(Part of a data file)
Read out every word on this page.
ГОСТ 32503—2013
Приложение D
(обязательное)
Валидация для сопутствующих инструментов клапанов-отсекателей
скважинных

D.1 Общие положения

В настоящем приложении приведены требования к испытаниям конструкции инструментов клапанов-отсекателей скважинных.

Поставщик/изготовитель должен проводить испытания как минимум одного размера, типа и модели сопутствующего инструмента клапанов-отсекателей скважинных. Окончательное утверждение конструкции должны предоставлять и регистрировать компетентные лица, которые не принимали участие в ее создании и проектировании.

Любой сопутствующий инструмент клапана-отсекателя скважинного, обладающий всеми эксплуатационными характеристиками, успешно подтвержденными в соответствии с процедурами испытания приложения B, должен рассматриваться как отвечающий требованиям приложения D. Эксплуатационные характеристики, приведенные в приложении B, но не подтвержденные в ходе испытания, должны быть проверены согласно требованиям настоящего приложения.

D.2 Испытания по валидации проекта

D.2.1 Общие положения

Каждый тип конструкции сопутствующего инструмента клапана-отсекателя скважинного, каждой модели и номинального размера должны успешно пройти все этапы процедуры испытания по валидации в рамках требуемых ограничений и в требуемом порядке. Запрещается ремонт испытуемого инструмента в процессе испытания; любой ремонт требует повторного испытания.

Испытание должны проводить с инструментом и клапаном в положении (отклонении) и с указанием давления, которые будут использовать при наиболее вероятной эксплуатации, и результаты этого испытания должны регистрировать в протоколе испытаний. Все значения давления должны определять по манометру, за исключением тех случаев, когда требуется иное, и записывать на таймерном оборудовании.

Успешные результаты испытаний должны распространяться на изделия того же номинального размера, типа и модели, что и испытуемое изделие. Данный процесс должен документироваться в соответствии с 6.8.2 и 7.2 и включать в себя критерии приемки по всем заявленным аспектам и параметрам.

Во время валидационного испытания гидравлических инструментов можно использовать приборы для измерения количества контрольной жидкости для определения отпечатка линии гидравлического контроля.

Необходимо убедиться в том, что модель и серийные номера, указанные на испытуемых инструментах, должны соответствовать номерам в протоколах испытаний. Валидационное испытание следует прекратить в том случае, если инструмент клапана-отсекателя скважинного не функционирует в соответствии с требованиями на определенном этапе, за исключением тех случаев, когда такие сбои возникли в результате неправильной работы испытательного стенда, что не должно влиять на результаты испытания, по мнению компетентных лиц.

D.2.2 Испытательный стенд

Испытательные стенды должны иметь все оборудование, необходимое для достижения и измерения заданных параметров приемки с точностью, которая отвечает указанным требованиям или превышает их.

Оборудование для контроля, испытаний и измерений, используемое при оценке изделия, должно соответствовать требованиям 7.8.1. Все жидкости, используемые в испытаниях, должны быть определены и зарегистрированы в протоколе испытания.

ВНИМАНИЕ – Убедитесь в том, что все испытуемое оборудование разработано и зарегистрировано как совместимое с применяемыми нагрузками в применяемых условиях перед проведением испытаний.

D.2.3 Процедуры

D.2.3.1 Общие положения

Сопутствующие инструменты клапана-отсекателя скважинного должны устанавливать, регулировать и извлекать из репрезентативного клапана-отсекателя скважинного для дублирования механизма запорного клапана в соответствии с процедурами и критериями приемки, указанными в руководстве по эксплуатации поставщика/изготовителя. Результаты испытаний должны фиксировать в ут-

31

→ **Short task**:
Write out every entry again exactly, please, with nothing missing.

→ **Solution to this exercise**:
Read out every word on this page.
ГОСТ 32503—2013
Приложение D
(обязательное)
Валидация для сопутствующих инструментов клапанов-отсекателей
скважинных

D.1 Общие положения

В настоящем приложении приведены требования к испытаниям конструкции инструментов клапанов-отсекателей скважинных.

Поставщик/изготовитель должен проводить испытания как минимум одного размера, типа и модели сопутствующего инструмента клапанов-отсекателей скважинных. Окончательное утверждение конструкции должны предоставлять и регистрировать компетентные лица, которые не принимали участие в ее создании и проектировании.

Любой сопутствующий инструмент клапана-отсекателя скважинного, обладающий всеми эксплуатационными характеристиками, успешно подтвержденными в соответствии с процедурами испытания приложения B, должен рассматриваться как отвечающий требованиям приложения D. Эксплуатационные характеристики, приведенные в приложении B, но не подтвержденные в ходе испытания, должны быть проверены согласно требованиям настоящего приложения.

D.2 Испытания по валидации проекта

D.2.1 Общие положения

Каждый тип конструкции сопутствующего инструмента клапана-отсекателя скважинного, каждой модели и номинального размера должны успешно пройти все этапы процедуры испытания по валидации в рамках требуемых ограничений и в требуемом порядке. Запрещается ремонт испытуемого инструмента в процессе испытания; любой ремонт требует повторного испытания.

Испытание должны проводить с инструментом и клапаном в положении (отклонении) и с указанием давления, которые будут использовать при наиболее вероятной эксплуатации, и результаты этого испытания должны регистрировать в протоколе испытаний. Все значения давления должны определять по манометру, за исключением тех случаев, когда требуется иное, и записывать на таймерном оборудовании.

Успешные результаты испытаний должны распространяться на изделия того же номинального размера, типа и модели, что и испытуемое изделие. Данный процесс должен документироваться в соответствии с 6.8.2 и 7.2 и включать в себя критерии приемки по всем заявленным аспектам и параметрам.

Во время валидационного испытания гидравлических инструментов можно использовать приборы для измерения количества контрольной жидкости для определения отпечатка линии гидравлического контроля.

Необходимо убедиться в том, что модель и серийные номера, указанные на испытуемых инструментах, должны соответствовать номерам в протоколах испытаний. Валидационное испытание следует прекратить в том случае, если инструмент клапана-отсекателя скважинного не функционирует в соответствии с требованиями на определенном этапе, за исключением тех случаев, когда такие сбои возникли в результате неправильной работы испытательного стенда, что не должно влиять на результаты испытания, по мнению компетентных лиц.

D.2.2 Испытательный стенд

Испытательные стенды должны иметь все оборудование, необходимое для достижения и измерения заданных параметров приемки с точностью, которая отвечает указанным требованиям или превышает их.

Оборудование для контроля, испытаний и измерений, используемое при оценке изделия, должно соответствовать требованиям 7.8.1. Все жидкости, используемые в испытаниях, должны быть определены и зарегистрированы в протоколе испытания.

ВНИМАНИЕ – Убедитесь в том, что все испытуемое оборудование разработано и зарегистрировано как совместимое с применяемыми нагрузками в применяемых условиях перед проведением испытаний.

D.2.3 Процедуры

D.2.3.1 Общие положения

Сопутствующие инструменты клапана-отсекателя скважинного должны устанавливать, регулировать и извлекать из репрезентативного клапана-отсекателя скважинного для дублирования механизма запорного клапана в соответствии с процедурами и критериями приемки, указанными в руководстве по эксплуатации поставщика/изготовителя. Результаты испытаний должны фиксировать в ут-

31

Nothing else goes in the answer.